GIVEN TASK
Copy the records below exactly, leaving out any pictures.

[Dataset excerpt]
* * *
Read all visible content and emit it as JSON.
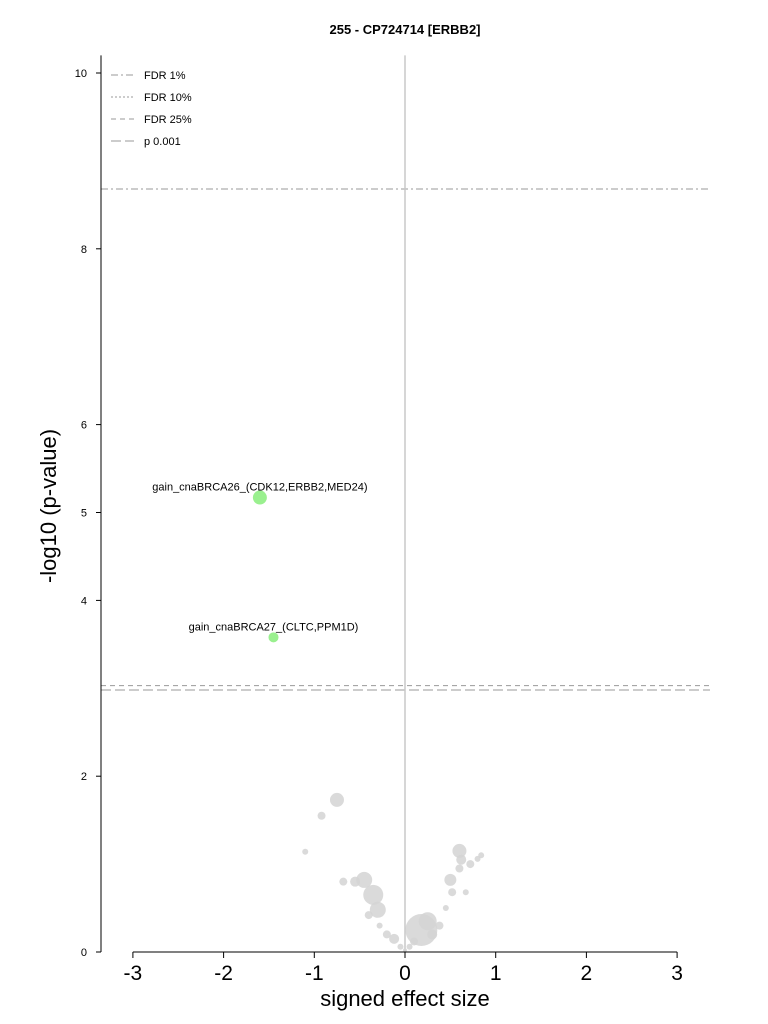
{
  "chart_data": {
    "type": "scatter",
    "title": "255 - CP724714 [ERBB2]",
    "xlabel": "signed effect size",
    "ylabel": "-log10 (p-value)",
    "xlim": [
      -3.35,
      3.35
    ],
    "ylim": [
      0,
      10.2
    ],
    "x_ticks": [
      "-3",
      "-2",
      "-1",
      "0",
      "1",
      "2",
      "3"
    ],
    "y_ticks": [
      "0",
      "2",
      "4",
      "5",
      "6",
      "8",
      "10"
    ],
    "legend": {
      "position": "top-left",
      "entries": [
        {
          "label": "FDR 1%",
          "style": "dash-dot"
        },
        {
          "label": "FDR 10%",
          "style": "dotted"
        },
        {
          "label": "FDR 25%",
          "style": "dashed"
        },
        {
          "label": "p 0.001",
          "style": "long-dash"
        }
      ]
    },
    "threshold_lines": [
      {
        "name": "FDR 1%",
        "y": 8.68,
        "style": "dash-dot"
      },
      {
        "name": "FDR 25%",
        "y": 3.03,
        "style": "dashed"
      },
      {
        "name": "p 0.001",
        "y": 2.98,
        "style": "long-dash"
      }
    ],
    "zero_line_x": 0,
    "highlighted_points": [
      {
        "label": "gain_cnaBRCA26_(CDK12,ERBB2,MED24)",
        "x": -1.6,
        "y": 5.17,
        "size": 7,
        "color": "#9af08f"
      },
      {
        "label": "gain_cnaBRCA27_(CLTC,PPM1D)",
        "x": -1.45,
        "y": 3.58,
        "size": 5,
        "color": "#9af08f"
      }
    ],
    "background_points": [
      {
        "x": -0.75,
        "y": 1.73,
        "size": 7
      },
      {
        "x": -0.92,
        "y": 1.55,
        "size": 4
      },
      {
        "x": -1.1,
        "y": 1.14,
        "size": 3
      },
      {
        "x": -0.45,
        "y": 0.82,
        "size": 8
      },
      {
        "x": -0.55,
        "y": 0.8,
        "size": 5
      },
      {
        "x": -0.68,
        "y": 0.8,
        "size": 4
      },
      {
        "x": -0.35,
        "y": 0.65,
        "size": 10
      },
      {
        "x": -0.3,
        "y": 0.48,
        "size": 8
      },
      {
        "x": -0.4,
        "y": 0.42,
        "size": 4
      },
      {
        "x": -0.28,
        "y": 0.3,
        "size": 3
      },
      {
        "x": -0.2,
        "y": 0.2,
        "size": 4
      },
      {
        "x": -0.12,
        "y": 0.15,
        "size": 5
      },
      {
        "x": -0.05,
        "y": 0.06,
        "size": 3
      },
      {
        "x": 0.0,
        "y": 0.02,
        "size": 2
      },
      {
        "x": 0.05,
        "y": 0.06,
        "size": 3
      },
      {
        "x": 0.1,
        "y": 0.12,
        "size": 4
      },
      {
        "x": 0.18,
        "y": 0.25,
        "size": 16
      },
      {
        "x": 0.25,
        "y": 0.35,
        "size": 9
      },
      {
        "x": 0.3,
        "y": 0.2,
        "size": 5
      },
      {
        "x": 0.38,
        "y": 0.3,
        "size": 4
      },
      {
        "x": 0.45,
        "y": 0.5,
        "size": 3
      },
      {
        "x": 0.5,
        "y": 0.82,
        "size": 6
      },
      {
        "x": 0.52,
        "y": 0.68,
        "size": 4
      },
      {
        "x": 0.6,
        "y": 1.15,
        "size": 7
      },
      {
        "x": 0.62,
        "y": 1.05,
        "size": 5
      },
      {
        "x": 0.6,
        "y": 0.95,
        "size": 4
      },
      {
        "x": 0.67,
        "y": 0.68,
        "size": 3
      },
      {
        "x": 0.72,
        "y": 1.0,
        "size": 4
      },
      {
        "x": 0.8,
        "y": 1.06,
        "size": 3
      },
      {
        "x": 0.84,
        "y": 1.1,
        "size": 3
      }
    ],
    "background_color": "#d4d4d4",
    "grid": false
  }
}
* * *
CORRECT ANSWER
Read all visible content and emit it as JSON.
{
  "chart_data": {
    "type": "scatter",
    "title": "255 - CP724714 [ERBB2]",
    "xlabel": "signed effect size",
    "ylabel": "-log10 (p-value)",
    "xlim": [
      -3.35,
      3.35
    ],
    "ylim": [
      0,
      10.2
    ],
    "x_ticks": [
      "-3",
      "-2",
      "-1",
      "0",
      "1",
      "2",
      "3"
    ],
    "y_ticks": [
      "0",
      "2",
      "4",
      "5",
      "6",
      "8",
      "10"
    ],
    "legend": {
      "position": "top-left",
      "entries": [
        {
          "label": "FDR 1%",
          "style": "dash-dot"
        },
        {
          "label": "FDR 10%",
          "style": "dotted"
        },
        {
          "label": "FDR 25%",
          "style": "dashed"
        },
        {
          "label": "p 0.001",
          "style": "long-dash"
        }
      ]
    },
    "threshold_lines": [
      {
        "name": "FDR 1%",
        "y": 8.68,
        "style": "dash-dot"
      },
      {
        "name": "FDR 25%",
        "y": 3.03,
        "style": "dashed"
      },
      {
        "name": "p 0.001",
        "y": 2.98,
        "style": "long-dash"
      }
    ],
    "zero_line_x": 0,
    "highlighted_points": [
      {
        "label": "gain_cnaBRCA26_(CDK12,ERBB2,MED24)",
        "x": -1.6,
        "y": 5.17,
        "size": 7,
        "color": "#9af08f"
      },
      {
        "label": "gain_cnaBRCA27_(CLTC,PPM1D)",
        "x": -1.45,
        "y": 3.58,
        "size": 5,
        "color": "#9af08f"
      }
    ],
    "background_points": [
      {
        "x": -0.75,
        "y": 1.73,
        "size": 7
      },
      {
        "x": -0.92,
        "y": 1.55,
        "size": 4
      },
      {
        "x": -1.1,
        "y": 1.14,
        "size": 3
      },
      {
        "x": -0.45,
        "y": 0.82,
        "size": 8
      },
      {
        "x": -0.55,
        "y": 0.8,
        "size": 5
      },
      {
        "x": -0.68,
        "y": 0.8,
        "size": 4
      },
      {
        "x": -0.35,
        "y": 0.65,
        "size": 10
      },
      {
        "x": -0.3,
        "y": 0.48,
        "size": 8
      },
      {
        "x": -0.4,
        "y": 0.42,
        "size": 4
      },
      {
        "x": -0.28,
        "y": 0.3,
        "size": 3
      },
      {
        "x": -0.2,
        "y": 0.2,
        "size": 4
      },
      {
        "x": -0.12,
        "y": 0.15,
        "size": 5
      },
      {
        "x": -0.05,
        "y": 0.06,
        "size": 3
      },
      {
        "x": 0.0,
        "y": 0.02,
        "size": 2
      },
      {
        "x": 0.05,
        "y": 0.06,
        "size": 3
      },
      {
        "x": 0.1,
        "y": 0.12,
        "size": 4
      },
      {
        "x": 0.18,
        "y": 0.25,
        "size": 16
      },
      {
        "x": 0.25,
        "y": 0.35,
        "size": 9
      },
      {
        "x": 0.3,
        "y": 0.2,
        "size": 5
      },
      {
        "x": 0.38,
        "y": 0.3,
        "size": 4
      },
      {
        "x": 0.45,
        "y": 0.5,
        "size": 3
      },
      {
        "x": 0.5,
        "y": 0.82,
        "size": 6
      },
      {
        "x": 0.52,
        "y": 0.68,
        "size": 4
      },
      {
        "x": 0.6,
        "y": 1.15,
        "size": 7
      },
      {
        "x": 0.62,
        "y": 1.05,
        "size": 5
      },
      {
        "x": 0.6,
        "y": 0.95,
        "size": 4
      },
      {
        "x": 0.67,
        "y": 0.68,
        "size": 3
      },
      {
        "x": 0.72,
        "y": 1.0,
        "size": 4
      },
      {
        "x": 0.8,
        "y": 1.06,
        "size": 3
      },
      {
        "x": 0.84,
        "y": 1.1,
        "size": 3
      }
    ],
    "background_color": "#d4d4d4",
    "grid": false
  }
}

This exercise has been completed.